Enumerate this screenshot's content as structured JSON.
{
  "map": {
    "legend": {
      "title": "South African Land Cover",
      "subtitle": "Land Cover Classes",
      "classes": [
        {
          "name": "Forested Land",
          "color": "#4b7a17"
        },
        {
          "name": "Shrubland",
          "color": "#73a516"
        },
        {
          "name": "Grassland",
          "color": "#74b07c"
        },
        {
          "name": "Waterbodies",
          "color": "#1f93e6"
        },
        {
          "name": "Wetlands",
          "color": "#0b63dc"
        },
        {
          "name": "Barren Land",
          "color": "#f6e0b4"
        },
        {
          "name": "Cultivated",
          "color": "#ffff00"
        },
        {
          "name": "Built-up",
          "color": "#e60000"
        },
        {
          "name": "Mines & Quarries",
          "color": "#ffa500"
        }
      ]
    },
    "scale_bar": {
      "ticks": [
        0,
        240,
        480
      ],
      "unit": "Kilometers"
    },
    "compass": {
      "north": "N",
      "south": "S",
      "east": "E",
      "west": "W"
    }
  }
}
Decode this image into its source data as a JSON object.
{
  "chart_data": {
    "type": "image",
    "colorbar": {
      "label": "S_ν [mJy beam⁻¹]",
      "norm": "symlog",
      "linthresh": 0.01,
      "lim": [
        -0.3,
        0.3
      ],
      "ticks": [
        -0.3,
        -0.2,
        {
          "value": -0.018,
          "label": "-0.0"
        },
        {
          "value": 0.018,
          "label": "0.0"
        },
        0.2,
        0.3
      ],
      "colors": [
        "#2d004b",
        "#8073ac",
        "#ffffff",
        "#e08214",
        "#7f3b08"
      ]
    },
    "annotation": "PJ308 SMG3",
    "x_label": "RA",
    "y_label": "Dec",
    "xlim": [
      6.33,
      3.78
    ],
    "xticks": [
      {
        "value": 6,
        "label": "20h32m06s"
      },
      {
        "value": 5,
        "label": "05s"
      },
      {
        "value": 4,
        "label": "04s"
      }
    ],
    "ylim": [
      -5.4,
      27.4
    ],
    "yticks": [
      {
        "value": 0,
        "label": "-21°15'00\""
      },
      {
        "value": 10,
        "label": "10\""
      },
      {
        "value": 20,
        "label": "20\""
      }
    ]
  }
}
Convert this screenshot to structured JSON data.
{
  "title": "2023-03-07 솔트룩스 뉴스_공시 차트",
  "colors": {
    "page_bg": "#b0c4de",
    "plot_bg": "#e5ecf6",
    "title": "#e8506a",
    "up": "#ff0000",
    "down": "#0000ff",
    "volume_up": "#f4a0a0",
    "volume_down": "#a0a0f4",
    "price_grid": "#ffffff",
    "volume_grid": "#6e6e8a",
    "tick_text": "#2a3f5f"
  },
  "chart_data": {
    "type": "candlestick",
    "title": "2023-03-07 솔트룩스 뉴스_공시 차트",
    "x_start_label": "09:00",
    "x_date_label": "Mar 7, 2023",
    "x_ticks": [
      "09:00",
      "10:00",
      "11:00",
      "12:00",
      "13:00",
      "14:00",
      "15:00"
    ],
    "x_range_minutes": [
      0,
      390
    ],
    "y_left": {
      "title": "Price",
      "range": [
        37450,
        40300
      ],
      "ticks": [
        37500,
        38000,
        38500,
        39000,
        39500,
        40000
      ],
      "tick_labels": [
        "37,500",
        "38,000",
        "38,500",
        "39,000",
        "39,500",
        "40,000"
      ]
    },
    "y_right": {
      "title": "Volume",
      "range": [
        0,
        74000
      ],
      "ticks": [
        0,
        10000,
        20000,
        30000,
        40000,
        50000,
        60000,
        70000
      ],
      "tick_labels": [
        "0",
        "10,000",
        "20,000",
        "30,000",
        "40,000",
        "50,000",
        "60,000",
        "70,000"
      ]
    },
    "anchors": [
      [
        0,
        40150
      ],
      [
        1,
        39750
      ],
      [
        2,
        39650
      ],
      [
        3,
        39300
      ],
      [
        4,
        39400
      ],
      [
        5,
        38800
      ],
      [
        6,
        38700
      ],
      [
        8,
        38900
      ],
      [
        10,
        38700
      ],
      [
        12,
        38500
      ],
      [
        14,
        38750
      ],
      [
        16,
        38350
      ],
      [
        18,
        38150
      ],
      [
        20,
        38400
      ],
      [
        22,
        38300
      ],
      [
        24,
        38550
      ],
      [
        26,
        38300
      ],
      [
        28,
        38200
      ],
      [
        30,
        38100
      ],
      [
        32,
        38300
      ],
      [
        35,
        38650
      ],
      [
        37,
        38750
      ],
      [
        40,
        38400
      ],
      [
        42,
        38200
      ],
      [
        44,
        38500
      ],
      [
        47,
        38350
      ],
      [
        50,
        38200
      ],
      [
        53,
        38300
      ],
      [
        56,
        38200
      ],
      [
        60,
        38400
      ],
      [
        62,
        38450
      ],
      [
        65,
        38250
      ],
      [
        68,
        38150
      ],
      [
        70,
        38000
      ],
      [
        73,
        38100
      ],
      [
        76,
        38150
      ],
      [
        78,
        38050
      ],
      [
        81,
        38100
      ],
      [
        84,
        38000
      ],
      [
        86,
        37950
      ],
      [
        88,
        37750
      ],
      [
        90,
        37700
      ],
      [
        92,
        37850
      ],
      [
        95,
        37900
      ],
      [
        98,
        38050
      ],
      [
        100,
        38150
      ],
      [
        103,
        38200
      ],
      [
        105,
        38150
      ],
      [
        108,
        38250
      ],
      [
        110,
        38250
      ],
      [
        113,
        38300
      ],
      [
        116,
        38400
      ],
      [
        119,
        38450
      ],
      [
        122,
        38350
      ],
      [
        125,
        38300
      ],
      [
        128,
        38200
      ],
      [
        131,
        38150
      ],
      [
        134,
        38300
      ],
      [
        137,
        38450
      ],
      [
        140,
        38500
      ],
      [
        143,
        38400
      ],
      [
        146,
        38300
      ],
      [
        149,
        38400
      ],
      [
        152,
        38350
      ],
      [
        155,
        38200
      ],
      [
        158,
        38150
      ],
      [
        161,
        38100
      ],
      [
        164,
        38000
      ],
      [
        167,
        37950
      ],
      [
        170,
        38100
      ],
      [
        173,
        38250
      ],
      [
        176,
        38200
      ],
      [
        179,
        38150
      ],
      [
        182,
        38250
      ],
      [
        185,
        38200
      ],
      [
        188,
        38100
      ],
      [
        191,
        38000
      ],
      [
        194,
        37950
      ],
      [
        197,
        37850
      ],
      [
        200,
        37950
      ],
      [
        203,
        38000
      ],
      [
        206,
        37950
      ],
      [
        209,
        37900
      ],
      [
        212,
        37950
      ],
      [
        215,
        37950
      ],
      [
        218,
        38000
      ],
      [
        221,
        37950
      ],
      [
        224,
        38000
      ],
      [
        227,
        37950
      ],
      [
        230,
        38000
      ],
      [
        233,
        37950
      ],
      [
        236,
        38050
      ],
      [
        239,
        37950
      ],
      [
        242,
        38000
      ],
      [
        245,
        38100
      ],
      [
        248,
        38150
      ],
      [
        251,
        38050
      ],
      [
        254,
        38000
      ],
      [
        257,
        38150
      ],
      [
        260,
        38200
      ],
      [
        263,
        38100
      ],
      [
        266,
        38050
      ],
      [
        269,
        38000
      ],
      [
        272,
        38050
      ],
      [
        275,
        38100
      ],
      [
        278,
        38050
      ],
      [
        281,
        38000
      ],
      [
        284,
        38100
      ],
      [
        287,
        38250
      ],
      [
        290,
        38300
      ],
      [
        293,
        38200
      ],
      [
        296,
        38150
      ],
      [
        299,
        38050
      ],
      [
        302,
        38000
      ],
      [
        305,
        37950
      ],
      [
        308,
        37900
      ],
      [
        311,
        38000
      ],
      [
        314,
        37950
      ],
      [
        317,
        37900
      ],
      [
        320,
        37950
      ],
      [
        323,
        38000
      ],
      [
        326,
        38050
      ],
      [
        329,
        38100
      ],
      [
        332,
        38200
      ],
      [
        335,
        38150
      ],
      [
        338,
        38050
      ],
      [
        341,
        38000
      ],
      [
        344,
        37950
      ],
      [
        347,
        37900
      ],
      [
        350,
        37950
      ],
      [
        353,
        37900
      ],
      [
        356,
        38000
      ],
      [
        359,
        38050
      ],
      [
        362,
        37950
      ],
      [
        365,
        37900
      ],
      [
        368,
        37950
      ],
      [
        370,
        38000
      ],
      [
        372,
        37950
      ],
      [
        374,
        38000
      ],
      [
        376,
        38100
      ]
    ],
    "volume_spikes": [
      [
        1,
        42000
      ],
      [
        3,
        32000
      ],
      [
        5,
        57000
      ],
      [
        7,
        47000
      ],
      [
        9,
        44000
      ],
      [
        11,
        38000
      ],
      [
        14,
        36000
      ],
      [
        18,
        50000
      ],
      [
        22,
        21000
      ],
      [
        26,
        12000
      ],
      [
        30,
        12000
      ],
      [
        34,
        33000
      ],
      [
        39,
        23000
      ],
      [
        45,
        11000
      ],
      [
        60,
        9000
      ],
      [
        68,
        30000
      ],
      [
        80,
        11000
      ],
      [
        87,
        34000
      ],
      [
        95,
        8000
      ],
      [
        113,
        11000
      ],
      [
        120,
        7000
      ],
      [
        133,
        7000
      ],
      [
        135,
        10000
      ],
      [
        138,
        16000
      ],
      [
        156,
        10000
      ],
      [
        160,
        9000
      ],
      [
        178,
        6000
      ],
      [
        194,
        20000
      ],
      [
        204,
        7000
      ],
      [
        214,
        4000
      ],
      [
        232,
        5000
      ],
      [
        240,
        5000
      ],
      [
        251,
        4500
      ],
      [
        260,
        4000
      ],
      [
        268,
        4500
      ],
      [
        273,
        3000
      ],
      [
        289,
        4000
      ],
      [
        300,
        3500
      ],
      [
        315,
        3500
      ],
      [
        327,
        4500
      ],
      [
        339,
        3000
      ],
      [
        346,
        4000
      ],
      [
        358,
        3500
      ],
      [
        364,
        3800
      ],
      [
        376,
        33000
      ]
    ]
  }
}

□ □ □ □ □

> EXERCISE TASK:
Count every line above that holds the string "JSON" and give the total, nothing more.

> RESULT FOR THIS EXERCISE:
3